#### ENTRIES PROVIDED
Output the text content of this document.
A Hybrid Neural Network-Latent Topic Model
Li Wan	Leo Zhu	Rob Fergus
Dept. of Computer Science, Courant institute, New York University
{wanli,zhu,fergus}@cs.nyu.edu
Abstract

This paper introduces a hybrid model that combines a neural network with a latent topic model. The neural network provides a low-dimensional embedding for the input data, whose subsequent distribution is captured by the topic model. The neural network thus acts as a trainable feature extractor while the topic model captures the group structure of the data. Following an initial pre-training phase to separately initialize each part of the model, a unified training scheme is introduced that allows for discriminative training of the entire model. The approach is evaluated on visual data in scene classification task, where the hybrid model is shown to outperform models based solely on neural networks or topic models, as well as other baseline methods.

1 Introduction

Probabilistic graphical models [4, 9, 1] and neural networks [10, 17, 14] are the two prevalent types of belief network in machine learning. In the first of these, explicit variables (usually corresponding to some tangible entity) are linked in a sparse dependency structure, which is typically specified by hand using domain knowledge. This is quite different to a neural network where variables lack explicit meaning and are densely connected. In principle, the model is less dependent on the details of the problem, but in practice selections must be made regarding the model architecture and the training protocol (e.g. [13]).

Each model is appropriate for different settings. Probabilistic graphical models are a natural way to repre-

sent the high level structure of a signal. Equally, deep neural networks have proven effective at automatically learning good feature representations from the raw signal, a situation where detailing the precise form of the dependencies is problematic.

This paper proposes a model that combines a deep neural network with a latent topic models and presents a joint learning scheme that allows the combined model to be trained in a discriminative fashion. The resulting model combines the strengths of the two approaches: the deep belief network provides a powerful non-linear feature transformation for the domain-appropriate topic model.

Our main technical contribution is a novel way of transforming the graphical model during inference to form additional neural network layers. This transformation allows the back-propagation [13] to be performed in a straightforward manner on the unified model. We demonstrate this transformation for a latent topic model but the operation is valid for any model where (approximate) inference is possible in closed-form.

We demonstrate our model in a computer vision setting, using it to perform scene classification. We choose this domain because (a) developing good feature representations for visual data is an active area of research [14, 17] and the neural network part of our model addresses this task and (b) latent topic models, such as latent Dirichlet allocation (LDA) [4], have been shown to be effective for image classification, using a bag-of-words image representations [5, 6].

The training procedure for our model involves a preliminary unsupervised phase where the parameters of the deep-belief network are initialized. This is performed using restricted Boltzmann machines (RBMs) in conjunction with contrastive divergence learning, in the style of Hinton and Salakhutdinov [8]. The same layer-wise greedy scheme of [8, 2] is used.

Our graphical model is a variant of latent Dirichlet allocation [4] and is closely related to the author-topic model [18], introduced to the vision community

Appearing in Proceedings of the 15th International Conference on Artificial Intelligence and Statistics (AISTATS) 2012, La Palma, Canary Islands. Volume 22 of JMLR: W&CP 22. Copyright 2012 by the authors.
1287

#### EXERCISE DESCRIPTION
Would you copy out each line exactly as written?

#### EXPECTED ANSWER
Output the text content of this document.
A Hybrid Neural Network-Latent Topic Model
Li Wan	Leo Zhu	Rob Fergus
Dept. of Computer Science, Courant institute, New York University
{wanli,zhu,fergus}@cs.nyu.edu
Abstract

This paper introduces a hybrid model that combines a neural network with a latent topic model. The neural network provides a low-dimensional embedding for the input data, whose subsequent distribution is captured by the topic model. The neural network thus acts as a trainable feature extractor while the topic model captures the group structure of the data. Following an initial pre-training phase to separately initialize each part of the model, a unified training scheme is introduced that allows for discriminative training of the entire model. The approach is evaluated on visual data in scene classification task, where the hybrid model is shown to outperform models based solely on neural networks or topic models, as well as other baseline methods.

1 Introduction

Probabilistic graphical models [4, 9, 1] and neural networks [10, 17, 14] are the two prevalent types of belief network in machine learning. In the first of these, explicit variables (usually corresponding to some tangible entity) are linked in a sparse dependency structure, which is typically specified by hand using domain knowledge. This is quite different to a neural network where variables lack explicit meaning and are densely connected. In principle, the model is less dependent on the details of the problem, but in practice selections must be made regarding the model architecture and the training protocol (e.g. [13]).

Each model is appropriate for different settings. Probabilistic graphical models are a natural way to repre-

sent the high level structure of a signal. Equally, deep neural networks have proven effective at automatically learning good feature representations from the raw signal, a situation where detailing the precise form of the dependencies is problematic.

This paper proposes a model that combines a deep neural network with a latent topic models and presents a joint learning scheme that allows the combined model to be trained in a discriminative fashion. The resulting model combines the strengths of the two approaches: the deep belief network provides a powerful non-linear feature transformation for the domain-appropriate topic model.

Our main technical contribution is a novel way of transforming the graphical model during inference to form additional neural network layers. This transformation allows the back-propagation [13] to be performed in a straightforward manner on the unified model. We demonstrate this transformation for a latent topic model but the operation is valid for any model where (approximate) inference is possible in closed-form.

We demonstrate our model in a computer vision setting, using it to perform scene classification. We choose this domain because (a) developing good feature representations for visual data is an active area of research [14, 17] and the neural network part of our model addresses this task and (b) latent topic models, such as latent Dirichlet allocation (LDA) [4], have been shown to be effective for image classification, using a bag-of-words image representations [5, 6].

The training procedure for our model involves a preliminary unsupervised phase where the parameters of the deep-belief network are initialized. This is performed using restricted Boltzmann machines (RBMs) in conjunction with contrastive divergence learning, in the style of Hinton and Salakhutdinov [8]. The same layer-wise greedy scheme of [8, 2] is used.

Our graphical model is a variant of latent Dirichlet allocation [4] and is closely related to the author-topic model [18], introduced to the vision community

Appearing in Proceedings of the 15th International Conference on Artificial Intelligence and Statistics (AISTATS) 2012, La Palma, Canary Islands. Volume 22 of JMLR: W&CP 22. Copyright 2012 by the authors.
1287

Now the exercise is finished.